Stored data entries
━━━━━━━━

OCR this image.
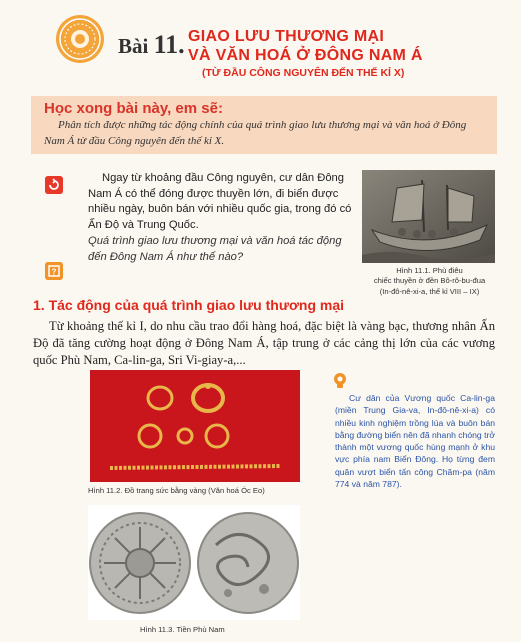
Bài 11. GIAO LƯU THƯƠNG MẠI
VÀ VĂN HOÁ Ở ĐÔNG NAM Á
(TỪ ĐẦU CÔNG NGUYÊN ĐẾN THẾ KỈ X)
Học xong bài này, em sẽ:
Phân tích được những tác động chính của quá trình giao lưu thương mại và văn hoá ở Đông Nam Á từ đầu Công nguyên đến thế kỉ X.
?
Ngay từ khoảng đầu Công nguyên, cư dân Đông Nam Á có thể đóng được thuyền lớn, đi biển được nhiều ngày, buôn bán với nhiều quốc gia, trong đó có Ấn Độ và Trung Quốc.
Quá trình giao lưu thương mại và văn hoá tác động đến Đông Nam Á như thế nào?
Hình 11.1. Phù điêu
chiếc thuyền ở đền Bô-rô-bu-đua
(In-đô-nê-xi-a, thế kỉ VIII – IX)
1. Tác động của quá trình giao lưu thương mại
Từ khoảng thế kỉ I, do nhu cầu trao đổi hàng hoá, đặc biệt là vàng bạc, thương nhân Ấn Độ đã tăng cường hoạt động ở Đông Nam Á, tập trung ở các cảng thị lớn của các vương quốc Phù Nam, Ca-lin-ga, Sri Vi-giay-a,...
Hình 11.2. Đồ trang sức bằng vàng (Văn hoá Óc Eo)
Hình 11.3. Tiền Phù Nam
Cư dân của Vương quốc Ca-lin-ga (miền Trung Gia-va, In-đô-nê-xi-a) có nhiều kinh nghiệm trồng lúa và buôn bán bằng đường biển nên đã nhanh chóng trở thành một vương quốc hùng mạnh ở khu vực phía nam Biển Đông. Họ từng đem quân vượt biển tấn công Chăm-pa (năm 774 và năm 787).
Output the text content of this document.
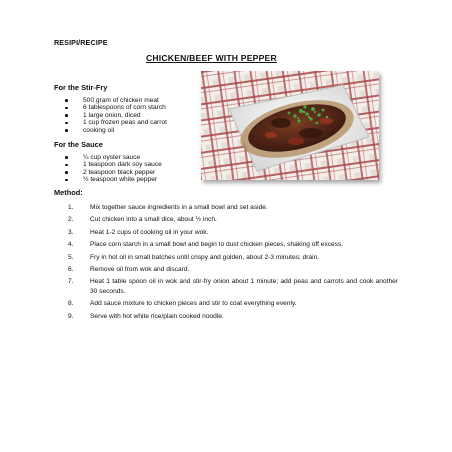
RESIPI/RECIPE
CHICKEN/BEEF WITH PEPPER
For the Stir-Fry
500 gram of chicken meat
6 tablespoons of corn starch
1 large onion, diced
1 cup frozen peas and carrot
cooking oil
For the Sauce
¼ cup oyster sauce
1 teaspoon dark soy sauce
2 teaspoon black pepper
½ teaspoon white pepper
Method:
1.	Mix together sauce ingredients in a small bowl and set aside.
2.	Cut chicken into a small dice, about ½ inch.
3.	Heat 1-2 cups of cooking oil in your wok.
4.	Place corn starch in a small bowl and begin to dust chicken pieces, shaking off excess.
5.	Fry in hot oil in small batches until crispy and golden, about 2-3 minutes; drain.
6.	Remove oil from wok and discard.
7.	Heat 1 table spoon oil in wok and stir-fry onion about 1 minute; add peas and carrots and cook another 30 seconds.
8.	Add sauce mixture to chicken pieces and stir to coat everything evenly.
9.	Serve with hot white rice/plain cooked noodle.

━━━━━━━━

# CHALLENGE
Images do not belong in the copy; reproduce all other parts of the records above verbatim.

# EXPECTED ANSWER
OCR this image.
Bài 11. GIAO LƯU THƯƠNG MẠI
VÀ VĂN HOÁ Ở ĐÔNG NAM Á
(TỪ ĐẦU CÔNG NGUYÊN ĐẾN THẾ KỈ X)
Học xong bài này, em sẽ:
Phân tích được những tác động chính của quá trình giao lưu thương mại và văn hoá ở Đông Nam Á từ đầu Công nguyên đến thế kỉ X.
?
Ngay từ khoảng đầu Công nguyên, cư dân Đông Nam Á có thể đóng được thuyền lớn, đi biển được nhiều ngày, buôn bán với nhiều quốc gia, trong đó có Ấn Độ và Trung Quốc.
Quá trình giao lưu thương mại và văn hoá tác động đến Đông Nam Á như thế nào?
Hình 11.1. Phù điêu
chiếc thuyền ở đền Bô-rô-bu-đua
(In-đô-nê-xi-a, thế kỉ VIII – IX)
1. Tác động của quá trình giao lưu thương mại
Từ khoảng thế kỉ I, do nhu cầu trao đổi hàng hoá, đặc biệt là vàng bạc, thương nhân Ấn Độ đã tăng cường hoạt động ở Đông Nam Á, tập trung ở các cảng thị lớn của các vương quốc Phù Nam, Ca-lin-ga, Sri Vi-giay-a,...
Hình 11.2. Đồ trang sức bằng vàng (Văn hoá Óc Eo)
Hình 11.3. Tiền Phù Nam
Cư dân của Vương quốc Ca-lin-ga (miền Trung Gia-va, In-đô-nê-xi-a) có nhiều kinh nghiệm trồng lúa và buôn bán bằng đường biển nên đã nhanh chóng trở thành một vương quốc hùng mạnh ở khu vực phía nam Biển Đông. Họ từng đem quân vượt biển tấn công Chăm-pa (năm 774 và năm 787).
Output the text content of this document.
RESIPI/RECIPE
CHICKEN/BEEF WITH PEPPER
For the Stir-Fry
500 gram of chicken meat
6 tablespoons of corn starch
1 large onion, diced
1 cup frozen peas and carrot
cooking oil
For the Sauce
¼ cup oyster sauce
1 teaspoon dark soy sauce
2 teaspoon black pepper
½ teaspoon white pepper
Method:
1.	Mix together sauce ingredients in a small bowl and set aside.
2.	Cut chicken into a small dice, about ½ inch.
3.	Heat 1-2 cups of cooking oil in your wok.
4.	Place corn starch in a small bowl and begin to dust chicken pieces, shaking off excess.
5.	Fry in hot oil in small batches until crispy and golden, about 2-3 minutes; drain.
6.	Remove oil from wok and discard.
7.	Heat 1 table spoon oil in wok and stir-fry onion about 1 minute; add peas and carrots and cook another 30 seconds.
8.	Add sauce mixture to chicken pieces and stir to coat everything evenly.
9.	Serve with hot white rice/plain cooked noodle.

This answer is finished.